Dataset listings of figures

---

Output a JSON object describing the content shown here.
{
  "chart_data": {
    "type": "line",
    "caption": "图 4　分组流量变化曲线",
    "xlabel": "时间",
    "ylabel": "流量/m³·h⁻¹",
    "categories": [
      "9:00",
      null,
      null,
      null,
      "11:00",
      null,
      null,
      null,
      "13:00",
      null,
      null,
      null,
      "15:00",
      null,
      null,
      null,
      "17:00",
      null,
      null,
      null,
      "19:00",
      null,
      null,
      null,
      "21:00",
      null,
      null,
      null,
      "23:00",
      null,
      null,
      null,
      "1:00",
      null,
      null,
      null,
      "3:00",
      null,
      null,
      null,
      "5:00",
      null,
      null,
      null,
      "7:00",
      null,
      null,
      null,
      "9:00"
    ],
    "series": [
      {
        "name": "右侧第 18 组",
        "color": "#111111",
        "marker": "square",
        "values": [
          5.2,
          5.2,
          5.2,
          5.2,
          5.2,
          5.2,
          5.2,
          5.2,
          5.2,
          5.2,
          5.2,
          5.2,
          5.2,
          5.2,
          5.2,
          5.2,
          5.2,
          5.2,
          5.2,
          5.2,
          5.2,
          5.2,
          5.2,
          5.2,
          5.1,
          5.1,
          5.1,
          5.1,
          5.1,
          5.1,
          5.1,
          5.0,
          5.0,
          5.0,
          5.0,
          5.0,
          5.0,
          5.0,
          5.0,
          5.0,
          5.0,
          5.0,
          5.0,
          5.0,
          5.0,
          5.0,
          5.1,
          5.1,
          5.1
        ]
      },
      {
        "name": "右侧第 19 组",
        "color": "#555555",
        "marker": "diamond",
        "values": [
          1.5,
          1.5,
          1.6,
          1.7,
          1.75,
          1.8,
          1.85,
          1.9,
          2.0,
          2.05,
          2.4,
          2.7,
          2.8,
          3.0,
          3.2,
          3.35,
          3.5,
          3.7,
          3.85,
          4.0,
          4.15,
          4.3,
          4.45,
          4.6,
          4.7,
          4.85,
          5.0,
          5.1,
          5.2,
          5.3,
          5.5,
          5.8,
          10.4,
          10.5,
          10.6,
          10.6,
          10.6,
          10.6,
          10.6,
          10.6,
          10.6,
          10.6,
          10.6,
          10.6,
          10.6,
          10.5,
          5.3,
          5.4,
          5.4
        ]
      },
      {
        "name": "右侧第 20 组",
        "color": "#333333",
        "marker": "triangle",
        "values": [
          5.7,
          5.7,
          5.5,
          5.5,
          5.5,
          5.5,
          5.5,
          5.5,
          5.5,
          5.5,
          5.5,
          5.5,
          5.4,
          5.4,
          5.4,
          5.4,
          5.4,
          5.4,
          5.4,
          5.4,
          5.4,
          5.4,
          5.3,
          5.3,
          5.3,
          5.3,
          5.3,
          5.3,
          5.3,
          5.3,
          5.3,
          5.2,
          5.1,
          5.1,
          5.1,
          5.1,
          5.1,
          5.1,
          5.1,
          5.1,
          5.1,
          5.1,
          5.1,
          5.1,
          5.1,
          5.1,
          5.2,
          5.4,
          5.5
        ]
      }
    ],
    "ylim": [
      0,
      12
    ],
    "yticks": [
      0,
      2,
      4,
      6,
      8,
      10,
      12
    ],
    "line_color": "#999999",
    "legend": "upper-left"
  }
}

---

Lines that hold the word "marker" are the ones to return, every one of them.

        "marker": "square",
        "marker": "diamond",
        "marker": "triangle",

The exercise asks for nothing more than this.